» EXERCISE DETAILS: Return each line of the records holding the string "COCINA".
DATASET EXCERPTS start
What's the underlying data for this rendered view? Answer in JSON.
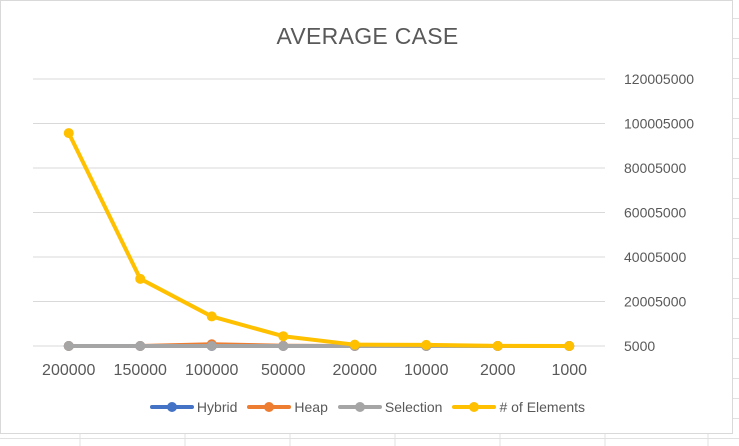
{
  "chart_data": {
    "type": "line",
    "title": "AVERAGE CASE",
    "categories": [
      "200000",
      "150000",
      "100000",
      "50000",
      "20000",
      "10000",
      "2000",
      "1000"
    ],
    "yaxis": {
      "position": "right",
      "ticks": [
        "5000",
        "20005000",
        "40005000",
        "60005000",
        "80005000",
        "100005000",
        "120005000"
      ],
      "ylim": [
        5000,
        120005000
      ]
    },
    "grid": true,
    "legend_position": "bottom",
    "series": [
      {
        "name": "Hybrid",
        "color": "#4472C4",
        "values": [
          5000,
          5000,
          5000,
          5000,
          5000,
          5000,
          5000,
          5000
        ]
      },
      {
        "name": "Heap",
        "color": "#ED7D31",
        "values": [
          5000,
          5000,
          800000,
          100000,
          5000,
          5000,
          5000,
          5000
        ]
      },
      {
        "name": "Selection",
        "color": "#A5A5A5",
        "values": [
          5000,
          5000,
          5000,
          5000,
          5000,
          5000,
          5000,
          5000
        ]
      },
      {
        "name": "# of Elements",
        "color": "#FFC000",
        "values": [
          95700000,
          30200000,
          13300000,
          4400000,
          600000,
          500000,
          60000,
          30000
        ]
      }
    ]
  }
}
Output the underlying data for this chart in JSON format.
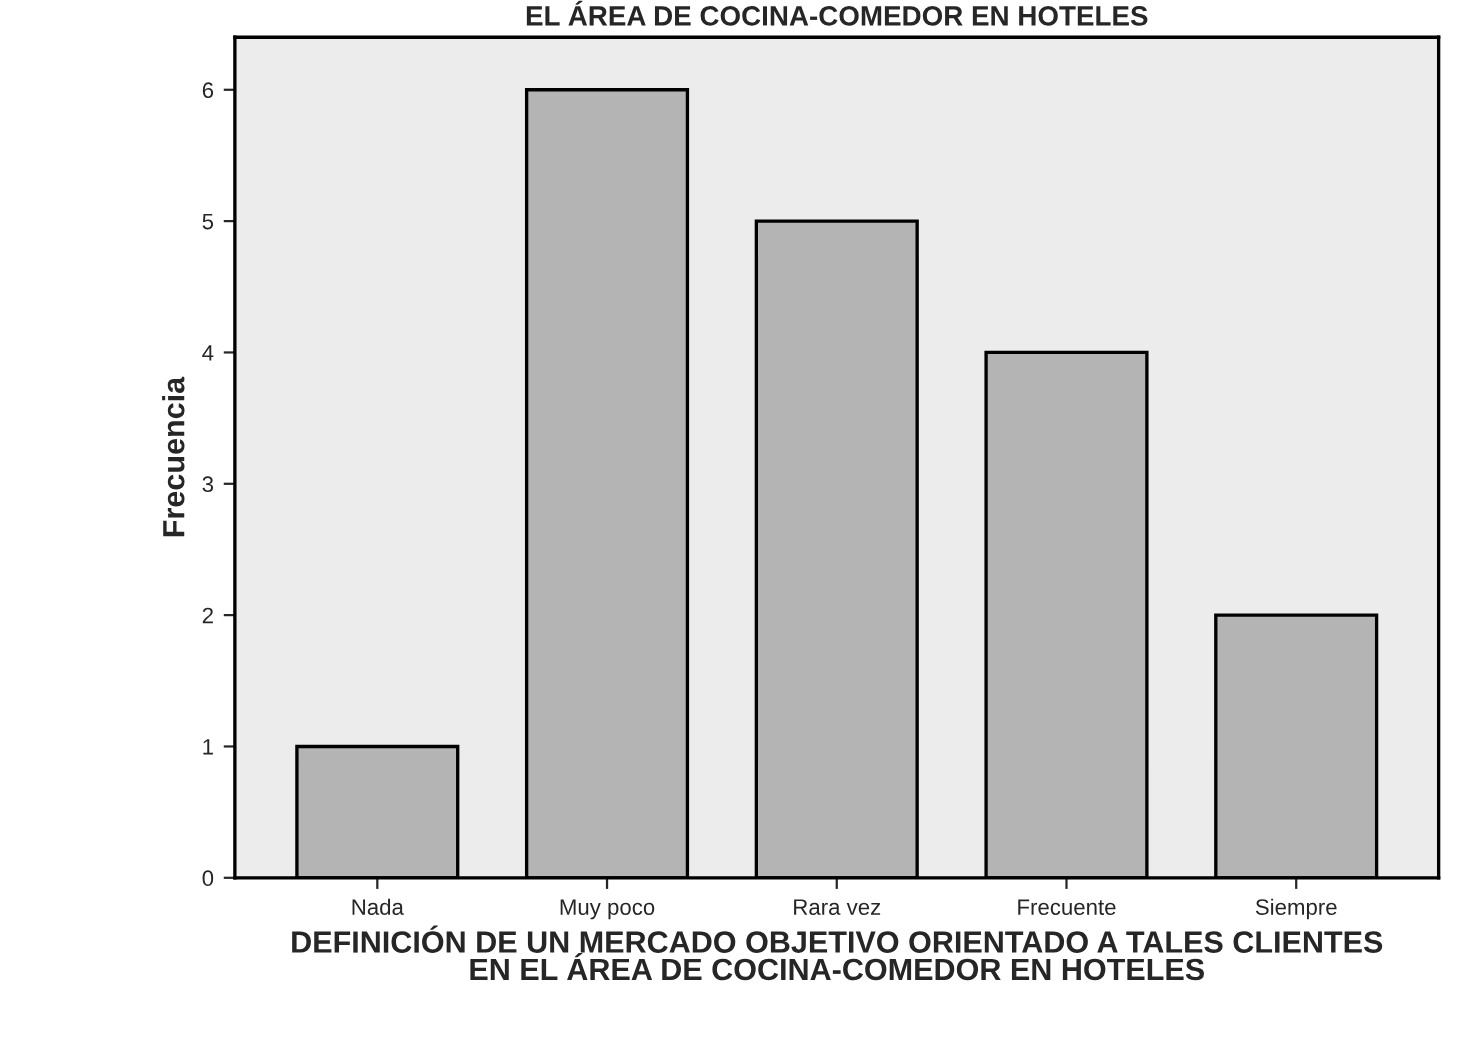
{
  "chart_data": {
    "type": "bar",
    "title": "EL ÁREA DE COCINA-COMEDOR EN HOTELES",
    "xlabel": "DEFINICIÓN DE UN MERCADO OBJETIVO ORIENTADO A TALES CLIENTES\nEN EL ÁREA DE COCINA-COMEDOR EN HOTELES",
    "ylabel": "Frecuencia",
    "categories": [
      "Nada",
      "Muy poco",
      "Rara vez",
      "Frecuente",
      "Siempre"
    ],
    "values": [
      1,
      6,
      5,
      4,
      2
    ],
    "color": "#b4b4b4",
    "ylim": [
      0,
      6.4
    ],
    "yticks": [
      0,
      1,
      2,
      3,
      4,
      5,
      6
    ],
    "grid": false
  }
}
DATASET EXCERPTS end
» PROBLEM SOLUTION:
    "title": "EL ÁREA DE COCINA-COMEDOR EN HOTELES",
    "xlabel": "DEFINICIÓN DE UN MERCADO OBJETIVO ORIENTADO A TALES CLIENTES\nEN EL ÁREA DE COCINA-COMEDOR EN HOTELES",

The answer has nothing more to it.